[Work instructions]:
Filter the lines below, keeping only those that contain the string "RMSEhycom". Copy each such line in full.

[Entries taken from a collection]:
-----

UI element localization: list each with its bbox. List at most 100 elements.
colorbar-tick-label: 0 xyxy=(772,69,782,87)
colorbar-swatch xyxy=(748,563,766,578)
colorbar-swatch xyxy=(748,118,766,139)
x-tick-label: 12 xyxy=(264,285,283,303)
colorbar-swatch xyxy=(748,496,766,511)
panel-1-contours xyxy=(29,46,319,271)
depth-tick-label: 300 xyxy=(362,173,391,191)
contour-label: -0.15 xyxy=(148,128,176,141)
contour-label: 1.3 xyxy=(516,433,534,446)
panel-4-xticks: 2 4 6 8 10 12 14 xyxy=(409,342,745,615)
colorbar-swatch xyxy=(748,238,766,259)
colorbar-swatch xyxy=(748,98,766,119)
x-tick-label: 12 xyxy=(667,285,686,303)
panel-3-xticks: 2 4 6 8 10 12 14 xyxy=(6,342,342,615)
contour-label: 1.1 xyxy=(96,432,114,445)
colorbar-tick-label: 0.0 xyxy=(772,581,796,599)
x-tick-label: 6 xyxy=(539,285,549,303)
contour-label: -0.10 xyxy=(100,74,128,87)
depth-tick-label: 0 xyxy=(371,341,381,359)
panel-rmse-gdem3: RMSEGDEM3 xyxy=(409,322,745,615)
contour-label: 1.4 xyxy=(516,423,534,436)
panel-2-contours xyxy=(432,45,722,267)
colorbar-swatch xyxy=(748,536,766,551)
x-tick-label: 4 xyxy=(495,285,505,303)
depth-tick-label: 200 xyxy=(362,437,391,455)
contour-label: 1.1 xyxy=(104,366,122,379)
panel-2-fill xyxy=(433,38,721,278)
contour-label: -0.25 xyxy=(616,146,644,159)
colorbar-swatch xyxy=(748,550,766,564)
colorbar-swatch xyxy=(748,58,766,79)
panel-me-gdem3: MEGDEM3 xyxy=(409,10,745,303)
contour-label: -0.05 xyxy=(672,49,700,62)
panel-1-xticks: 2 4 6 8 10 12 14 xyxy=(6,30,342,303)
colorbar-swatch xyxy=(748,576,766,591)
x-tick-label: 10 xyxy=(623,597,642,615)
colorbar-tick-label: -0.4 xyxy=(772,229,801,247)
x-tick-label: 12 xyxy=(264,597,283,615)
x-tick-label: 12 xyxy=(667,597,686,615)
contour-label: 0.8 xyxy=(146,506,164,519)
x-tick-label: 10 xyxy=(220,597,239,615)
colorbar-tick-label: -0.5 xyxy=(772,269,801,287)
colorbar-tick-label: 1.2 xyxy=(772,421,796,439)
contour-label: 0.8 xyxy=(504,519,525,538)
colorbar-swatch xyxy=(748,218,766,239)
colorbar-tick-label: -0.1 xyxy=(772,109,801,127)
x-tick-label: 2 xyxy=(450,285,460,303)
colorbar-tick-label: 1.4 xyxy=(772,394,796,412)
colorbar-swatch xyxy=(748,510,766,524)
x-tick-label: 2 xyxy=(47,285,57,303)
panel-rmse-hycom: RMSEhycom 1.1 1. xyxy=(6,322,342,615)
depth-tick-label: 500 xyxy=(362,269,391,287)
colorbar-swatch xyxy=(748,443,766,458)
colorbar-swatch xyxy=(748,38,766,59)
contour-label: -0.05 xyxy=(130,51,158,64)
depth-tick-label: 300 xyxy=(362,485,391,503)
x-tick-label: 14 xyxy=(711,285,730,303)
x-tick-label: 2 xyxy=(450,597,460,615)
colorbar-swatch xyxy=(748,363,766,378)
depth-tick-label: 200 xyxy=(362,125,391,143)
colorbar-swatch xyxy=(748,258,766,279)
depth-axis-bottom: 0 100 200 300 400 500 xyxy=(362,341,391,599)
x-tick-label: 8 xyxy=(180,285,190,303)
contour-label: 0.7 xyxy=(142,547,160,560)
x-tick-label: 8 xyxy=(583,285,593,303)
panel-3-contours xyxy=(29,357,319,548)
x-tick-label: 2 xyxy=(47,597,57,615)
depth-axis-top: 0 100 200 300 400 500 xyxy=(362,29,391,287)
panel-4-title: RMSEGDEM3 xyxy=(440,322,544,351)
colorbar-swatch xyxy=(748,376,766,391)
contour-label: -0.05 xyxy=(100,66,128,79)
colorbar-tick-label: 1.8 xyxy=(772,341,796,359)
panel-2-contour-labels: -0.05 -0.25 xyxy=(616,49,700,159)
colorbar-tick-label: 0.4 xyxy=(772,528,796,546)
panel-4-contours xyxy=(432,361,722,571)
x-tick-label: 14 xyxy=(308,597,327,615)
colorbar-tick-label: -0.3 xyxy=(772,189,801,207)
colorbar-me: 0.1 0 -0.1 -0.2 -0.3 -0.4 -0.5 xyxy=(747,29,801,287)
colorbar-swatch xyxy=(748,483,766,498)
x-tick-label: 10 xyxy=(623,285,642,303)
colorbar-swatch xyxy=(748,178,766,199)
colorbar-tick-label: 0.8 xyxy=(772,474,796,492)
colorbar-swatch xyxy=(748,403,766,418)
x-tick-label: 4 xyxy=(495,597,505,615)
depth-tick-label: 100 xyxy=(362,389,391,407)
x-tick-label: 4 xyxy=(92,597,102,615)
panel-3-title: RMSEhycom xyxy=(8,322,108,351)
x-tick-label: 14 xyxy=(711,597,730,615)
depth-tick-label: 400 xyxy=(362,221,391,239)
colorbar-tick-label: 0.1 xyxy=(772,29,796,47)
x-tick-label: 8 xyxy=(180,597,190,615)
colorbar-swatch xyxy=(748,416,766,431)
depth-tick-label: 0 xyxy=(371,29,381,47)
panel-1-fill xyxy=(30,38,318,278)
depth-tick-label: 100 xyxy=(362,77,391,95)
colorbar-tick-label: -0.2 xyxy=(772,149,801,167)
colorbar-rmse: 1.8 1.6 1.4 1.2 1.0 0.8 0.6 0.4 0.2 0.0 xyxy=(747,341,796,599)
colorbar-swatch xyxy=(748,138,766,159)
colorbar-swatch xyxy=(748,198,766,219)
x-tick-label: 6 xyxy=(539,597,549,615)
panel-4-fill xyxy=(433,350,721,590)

-----

[Full output]:
panel-rmse-hycom: RMSEhycom 1.1 1. xyxy=(6,322,342,615)
panel-3-title: RMSEhycom xyxy=(8,322,108,351)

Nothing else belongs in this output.